**Work instructions:** Lines containing the word "this" are the ones to copy from the records below.

--- start Information shown ---

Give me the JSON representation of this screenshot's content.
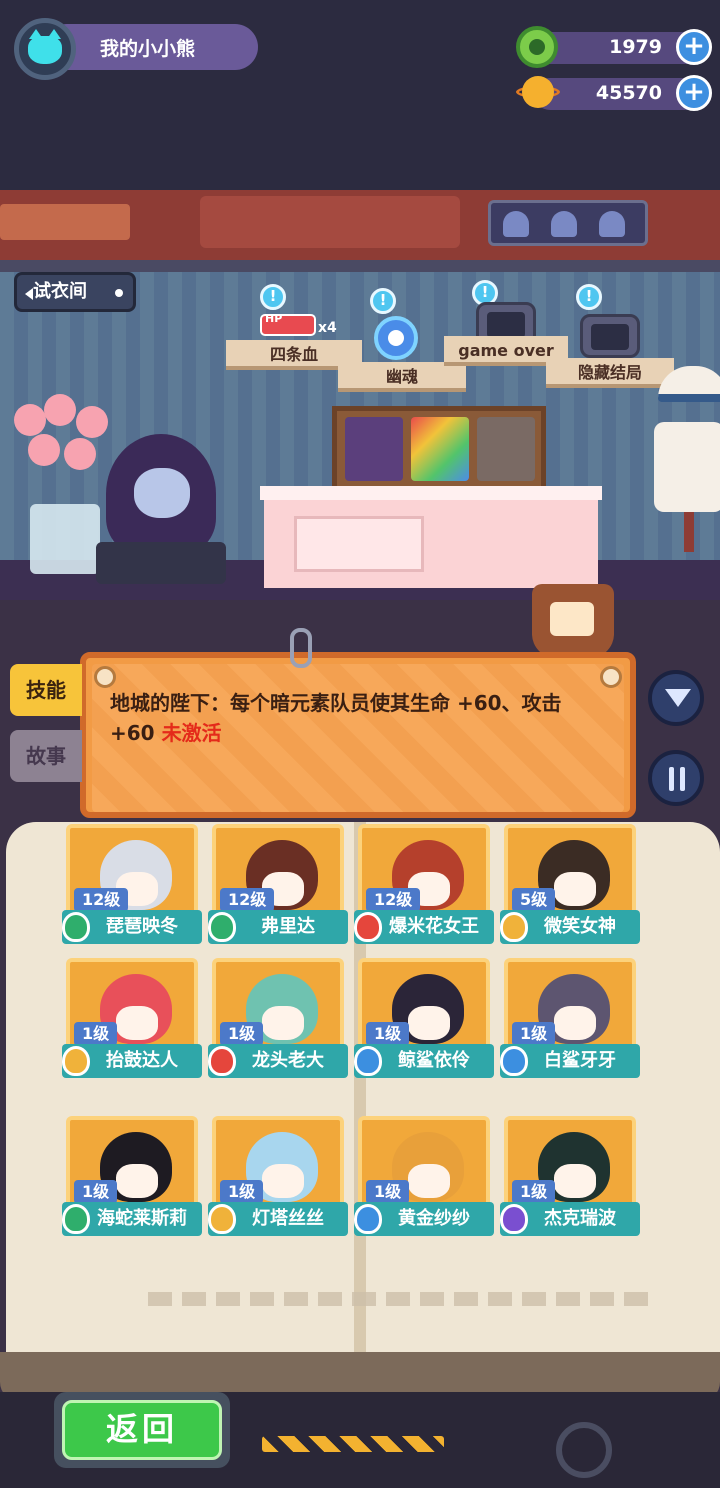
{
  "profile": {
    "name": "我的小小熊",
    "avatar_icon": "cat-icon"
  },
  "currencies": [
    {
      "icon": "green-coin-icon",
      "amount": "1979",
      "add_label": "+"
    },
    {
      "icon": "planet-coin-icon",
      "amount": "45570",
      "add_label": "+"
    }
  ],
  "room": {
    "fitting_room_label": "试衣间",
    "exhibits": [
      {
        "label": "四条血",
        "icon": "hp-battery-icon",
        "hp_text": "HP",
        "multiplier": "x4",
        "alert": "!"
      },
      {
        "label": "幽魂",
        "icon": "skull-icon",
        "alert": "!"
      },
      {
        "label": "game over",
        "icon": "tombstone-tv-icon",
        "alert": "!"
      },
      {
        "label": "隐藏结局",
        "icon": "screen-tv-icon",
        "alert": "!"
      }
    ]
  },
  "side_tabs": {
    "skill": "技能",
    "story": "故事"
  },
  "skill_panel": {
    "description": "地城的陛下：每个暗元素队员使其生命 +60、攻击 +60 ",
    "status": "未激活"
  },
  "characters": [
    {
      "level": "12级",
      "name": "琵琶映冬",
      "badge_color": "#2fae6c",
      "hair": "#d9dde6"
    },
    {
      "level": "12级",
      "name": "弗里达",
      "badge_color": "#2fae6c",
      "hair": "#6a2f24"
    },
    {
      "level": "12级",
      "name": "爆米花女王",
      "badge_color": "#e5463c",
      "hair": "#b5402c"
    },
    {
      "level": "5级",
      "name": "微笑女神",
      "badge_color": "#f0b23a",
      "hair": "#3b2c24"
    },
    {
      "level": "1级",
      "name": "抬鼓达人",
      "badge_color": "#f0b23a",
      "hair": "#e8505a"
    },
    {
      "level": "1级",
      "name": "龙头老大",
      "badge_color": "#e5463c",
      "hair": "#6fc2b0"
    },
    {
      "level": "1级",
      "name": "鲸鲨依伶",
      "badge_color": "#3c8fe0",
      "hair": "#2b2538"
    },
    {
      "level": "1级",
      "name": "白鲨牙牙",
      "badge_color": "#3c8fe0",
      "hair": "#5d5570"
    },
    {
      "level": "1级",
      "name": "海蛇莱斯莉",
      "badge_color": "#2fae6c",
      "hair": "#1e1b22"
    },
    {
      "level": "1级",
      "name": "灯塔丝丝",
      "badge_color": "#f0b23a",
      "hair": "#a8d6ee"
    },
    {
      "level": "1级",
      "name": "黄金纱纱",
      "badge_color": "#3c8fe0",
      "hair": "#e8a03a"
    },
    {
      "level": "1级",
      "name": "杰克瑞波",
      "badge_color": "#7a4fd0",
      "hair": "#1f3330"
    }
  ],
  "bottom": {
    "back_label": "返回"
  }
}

--- end Information shown ---
--- start Information shown ---

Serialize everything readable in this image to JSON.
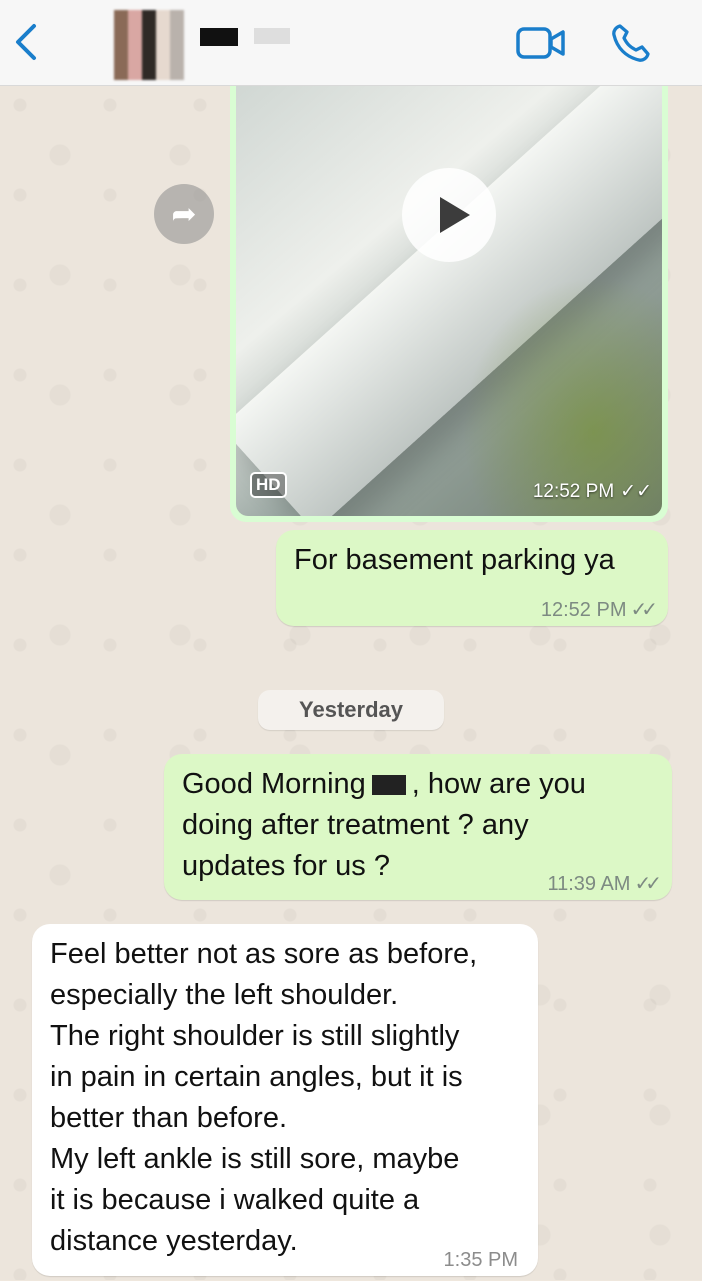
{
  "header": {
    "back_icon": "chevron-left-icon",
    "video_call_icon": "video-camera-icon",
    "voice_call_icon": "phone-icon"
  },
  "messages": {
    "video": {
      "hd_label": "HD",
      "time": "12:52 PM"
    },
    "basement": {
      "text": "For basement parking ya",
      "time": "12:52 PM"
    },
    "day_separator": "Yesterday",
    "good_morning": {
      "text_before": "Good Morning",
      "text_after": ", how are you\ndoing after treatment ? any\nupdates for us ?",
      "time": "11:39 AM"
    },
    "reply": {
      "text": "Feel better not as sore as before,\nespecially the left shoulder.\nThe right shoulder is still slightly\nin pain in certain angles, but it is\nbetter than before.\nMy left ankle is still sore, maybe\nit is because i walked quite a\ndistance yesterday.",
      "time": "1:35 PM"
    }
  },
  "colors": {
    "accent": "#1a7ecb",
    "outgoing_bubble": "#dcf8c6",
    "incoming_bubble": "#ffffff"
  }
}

--- end Information shown ---
--- start Information shown ---

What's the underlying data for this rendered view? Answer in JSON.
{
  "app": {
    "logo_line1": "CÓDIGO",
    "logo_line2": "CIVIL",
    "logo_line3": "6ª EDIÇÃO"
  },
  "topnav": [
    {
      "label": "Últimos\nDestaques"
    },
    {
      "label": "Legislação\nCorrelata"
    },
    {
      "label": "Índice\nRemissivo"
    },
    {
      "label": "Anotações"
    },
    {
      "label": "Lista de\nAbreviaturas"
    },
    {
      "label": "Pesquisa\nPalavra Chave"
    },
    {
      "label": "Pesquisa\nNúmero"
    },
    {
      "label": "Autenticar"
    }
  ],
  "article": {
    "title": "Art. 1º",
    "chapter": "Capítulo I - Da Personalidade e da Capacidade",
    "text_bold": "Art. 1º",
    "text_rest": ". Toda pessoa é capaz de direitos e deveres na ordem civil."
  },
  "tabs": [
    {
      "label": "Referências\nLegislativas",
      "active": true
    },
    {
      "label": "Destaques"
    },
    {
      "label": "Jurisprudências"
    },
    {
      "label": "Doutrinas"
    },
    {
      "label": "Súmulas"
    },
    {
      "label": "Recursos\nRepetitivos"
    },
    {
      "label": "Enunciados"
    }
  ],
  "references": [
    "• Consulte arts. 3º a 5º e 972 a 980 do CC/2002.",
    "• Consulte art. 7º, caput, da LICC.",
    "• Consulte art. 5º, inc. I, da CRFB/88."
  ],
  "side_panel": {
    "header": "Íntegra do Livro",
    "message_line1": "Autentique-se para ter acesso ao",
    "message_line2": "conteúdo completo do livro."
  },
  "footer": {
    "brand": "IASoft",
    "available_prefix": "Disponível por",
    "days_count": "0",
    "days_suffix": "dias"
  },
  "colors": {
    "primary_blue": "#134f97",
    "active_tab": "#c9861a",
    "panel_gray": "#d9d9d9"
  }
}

--- end Information shown ---

**Written reply:**
Give me the JSON representation of this screenshot's content.
Serialize everything readable in this image to JSON.
What's the underlying data for this rendered view? Answer in JSON.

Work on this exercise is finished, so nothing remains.